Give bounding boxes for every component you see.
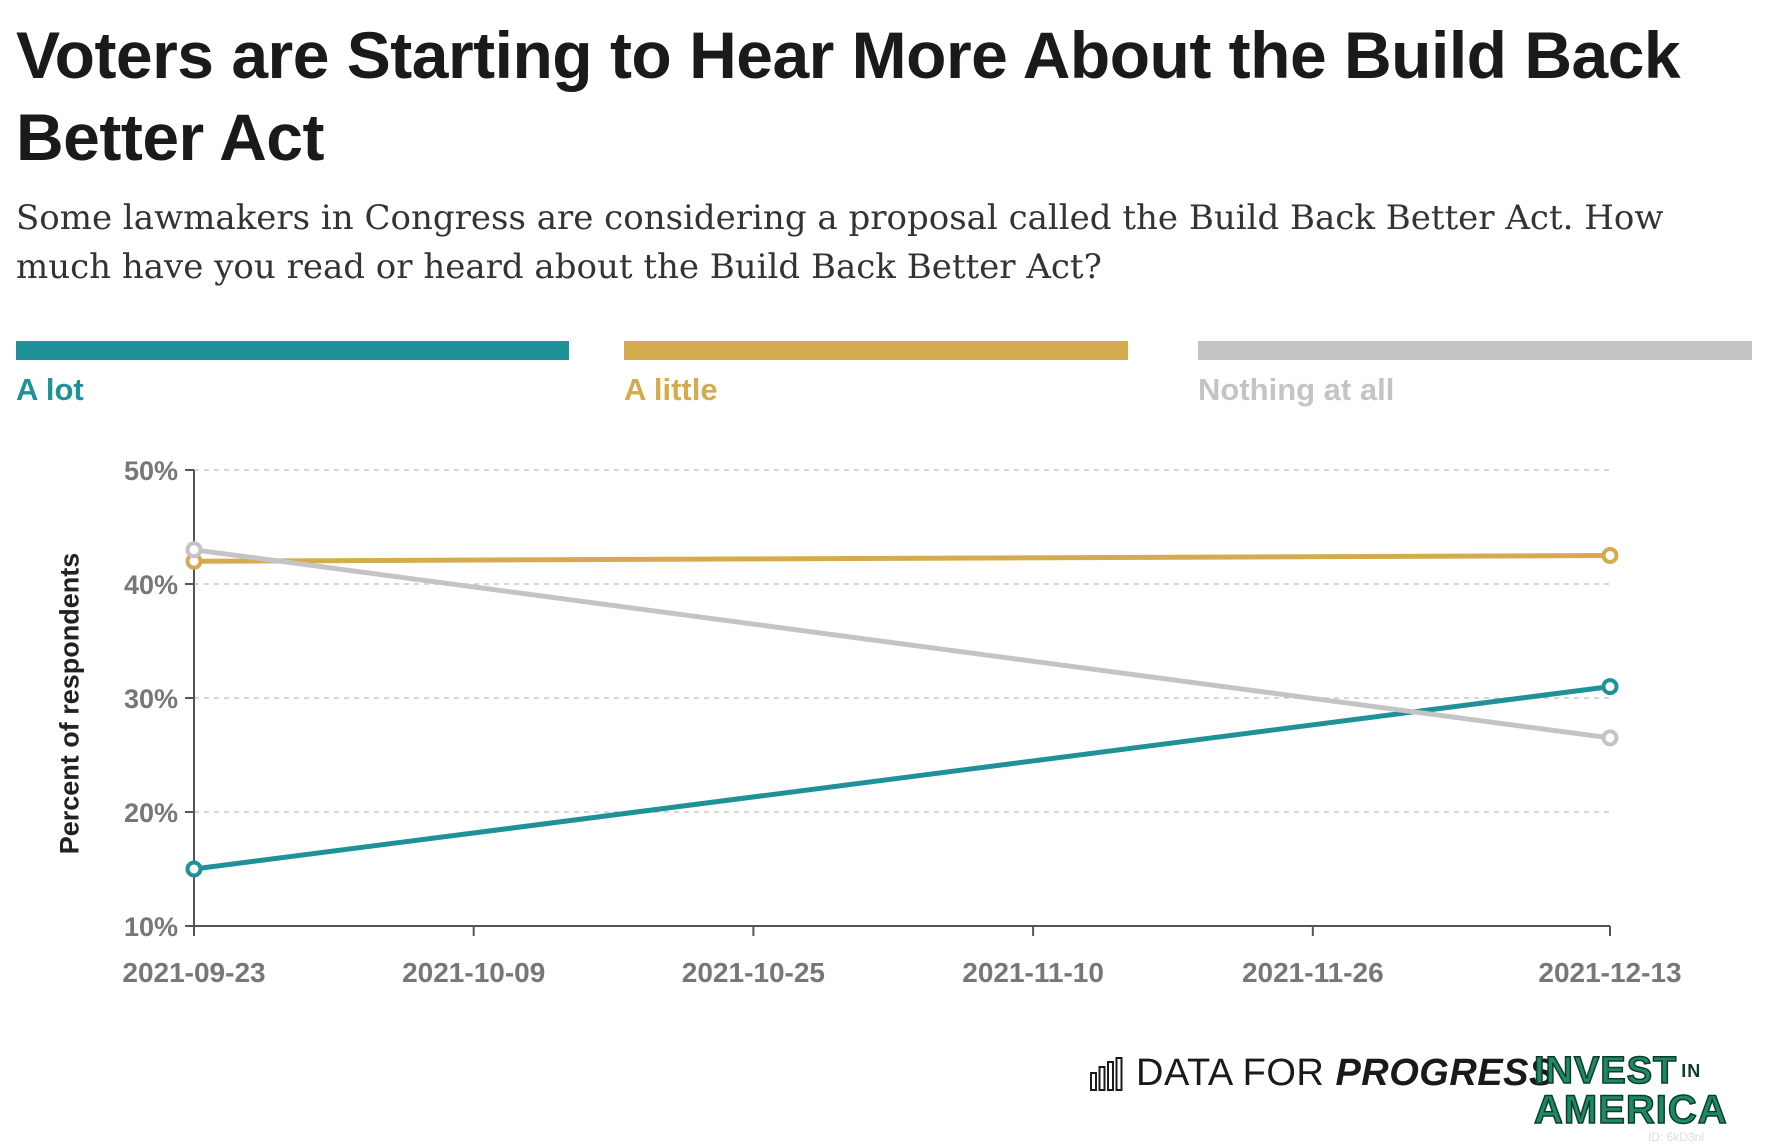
x-tick-label: 2021-09-23: [122, 957, 265, 988]
data-for-progress-logo: DATA FOR PROGRESS: [1090, 1052, 1555, 1095]
x-tick-label: 2021-12-13: [1538, 957, 1681, 988]
chart-id: ID: 6kD3nl: [1648, 1130, 1705, 1144]
chart-title: Voters are Starting to Hear More About t…: [16, 18, 1681, 174]
x-tick-label: 2021-10-25: [682, 957, 825, 988]
legend-swatch-a-little: [624, 341, 1128, 360]
x-tick-label: 2021-10-09: [402, 957, 545, 988]
y-tick-label: 20%: [124, 798, 178, 828]
in-word: IN: [1681, 1061, 1702, 1081]
y-tick-label: 30%: [124, 684, 178, 714]
invest-in-america-logo: INVEST IN AMERICA: [1533, 1050, 1744, 1132]
bar-chart-logo-icon: [1090, 1056, 1123, 1091]
legend-swatch-nothing-at-all: [1198, 341, 1752, 360]
series-line-a-little: [193, 553, 1611, 564]
invest-word: INVEST: [1533, 1050, 1678, 1092]
legend-item-a-little: A little: [624, 341, 1128, 408]
legend-label-a-little: A little: [624, 372, 718, 407]
y-tick-label: 10%: [124, 912, 178, 942]
chart-subtitle: Some lawmakers in Congress are consideri…: [16, 198, 1664, 287]
y-tick-label: 50%: [124, 456, 178, 486]
dfp-prefix: DATA FOR: [1136, 1052, 1336, 1094]
series-line-nothing-at-all: [193, 547, 1611, 741]
data-point-a-little: [1601, 547, 1619, 564]
legend-item-nothing-at-all: Nothing at all: [1198, 341, 1752, 408]
x-tick-label: 2021-11-10: [962, 957, 1104, 988]
y-tick-label: 40%: [124, 570, 178, 600]
data-point-a-lot: [1601, 678, 1619, 696]
legend-label-a-lot: A lot: [16, 372, 84, 407]
legend-swatch-a-lot: [16, 341, 569, 360]
dfp-emphasis: PROGRESS: [1335, 1052, 1555, 1094]
data-for-progress-wordmark: DATA FOR PROGRESS: [1136, 1052, 1555, 1095]
america-word: AMERICA: [1533, 1088, 1728, 1132]
data-point-nothing-at-all: [1601, 729, 1619, 747]
data-point-nothing-at-all: [185, 541, 203, 559]
legend-item-a-lot: A lot: [16, 341, 569, 408]
legend-label-nothing-at-all: Nothing at all: [1198, 372, 1395, 407]
series-line-a-lot: [193, 684, 1611, 872]
data-point-a-lot: [185, 860, 203, 878]
legend: A lot A little Nothing at all: [16, 341, 1752, 411]
x-tick-label: 2021-11-26: [1242, 957, 1384, 988]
■ ■ ■ ■ ■
Your objective
Reproduce the lines in the rows above exactly, starting at the line containing "x-tick-label: 2021-09-23: [122, 957, 265, 988]" and ending at the line containing "chart-title: Voters are", both included.

The solution
x-tick-label: 2021-09-23: [122, 957, 265, 988]
data-for-progress-logo: DATA FOR PROGRESS: [1090, 1052, 1555, 1095]
x-tick-label: 2021-12-13: [1538, 957, 1681, 988]
chart-id: ID: 6kD3nl: [1648, 1130, 1705, 1144]
chart-title: Voters are Starting to Hear More About t…: [16, 18, 1681, 174]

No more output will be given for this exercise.